**What this task involves**
Reproduce each record below exactly as written.

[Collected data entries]
##############################
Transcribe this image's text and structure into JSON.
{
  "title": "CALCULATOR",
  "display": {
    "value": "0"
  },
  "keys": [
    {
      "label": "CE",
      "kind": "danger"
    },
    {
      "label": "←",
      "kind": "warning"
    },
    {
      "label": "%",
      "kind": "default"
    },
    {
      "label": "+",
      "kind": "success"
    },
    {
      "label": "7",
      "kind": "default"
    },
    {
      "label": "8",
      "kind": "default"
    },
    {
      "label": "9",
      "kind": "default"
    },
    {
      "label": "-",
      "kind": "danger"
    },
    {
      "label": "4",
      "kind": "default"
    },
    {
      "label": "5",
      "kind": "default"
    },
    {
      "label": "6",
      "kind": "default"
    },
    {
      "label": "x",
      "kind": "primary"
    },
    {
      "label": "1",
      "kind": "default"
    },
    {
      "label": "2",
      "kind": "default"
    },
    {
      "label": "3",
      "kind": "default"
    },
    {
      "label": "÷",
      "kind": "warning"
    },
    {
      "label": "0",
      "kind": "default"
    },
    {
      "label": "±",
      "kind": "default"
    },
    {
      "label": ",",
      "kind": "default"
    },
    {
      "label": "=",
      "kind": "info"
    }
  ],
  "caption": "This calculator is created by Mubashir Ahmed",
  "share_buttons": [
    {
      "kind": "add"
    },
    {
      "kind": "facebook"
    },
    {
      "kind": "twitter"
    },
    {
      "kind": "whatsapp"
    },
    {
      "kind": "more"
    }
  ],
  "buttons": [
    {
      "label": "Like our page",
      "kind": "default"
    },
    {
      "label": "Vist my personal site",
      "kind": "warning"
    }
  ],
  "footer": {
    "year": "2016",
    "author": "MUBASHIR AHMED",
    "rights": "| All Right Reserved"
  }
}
##############################
**Task output**
Transcribe this image's text and structure into JSON.
{
  "title": "CALCULATOR",
  "display": {
    "value": "0"
  },
  "keys": [
    {
      "label": "CE",
      "kind": "danger"
    },
    {
      "label": "←",
      "kind": "warning"
    },
    {
      "label": "%",
      "kind": "default"
    },
    {
      "label": "+",
      "kind": "success"
    },
    {
      "label": "7",
      "kind": "default"
    },
    {
      "label": "8",
      "kind": "default"
    },
    {
      "label": "9",
      "kind": "default"
    },
    {
      "label": "-",
      "kind": "danger"
    },
    {
      "label": "4",
      "kind": "default"
    },
    {
      "label": "5",
      "kind": "default"
    },
    {
      "label": "6",
      "kind": "default"
    },
    {
      "label": "x",
      "kind": "primary"
    },
    {
      "label": "1",
      "kind": "default"
    },
    {
      "label": "2",
      "kind": "default"
    },
    {
      "label": "3",
      "kind": "default"
    },
    {
      "label": "÷",
      "kind": "warning"
    },
    {
      "label": "0",
      "kind": "default"
    },
    {
      "label": "±",
      "kind": "default"
    },
    {
      "label": ",",
      "kind": "default"
    },
    {
      "label": "=",
      "kind": "info"
    }
  ],
  "caption": "This calculator is created by Mubashir Ahmed",
  "share_buttons": [
    {
      "kind": "add"
    },
    {
      "kind": "facebook"
    },
    {
      "kind": "twitter"
    },
    {
      "kind": "whatsapp"
    },
    {
      "kind": "more"
    }
  ],
  "buttons": [
    {
      "label": "Like our page",
      "kind": "default"
    },
    {
      "label": "Vist my personal site",
      "kind": "warning"
    }
  ],
  "footer": {
    "year": "2016",
    "author": "MUBASHIR AHMED",
    "rights": "| All Right Reserved"
  }
}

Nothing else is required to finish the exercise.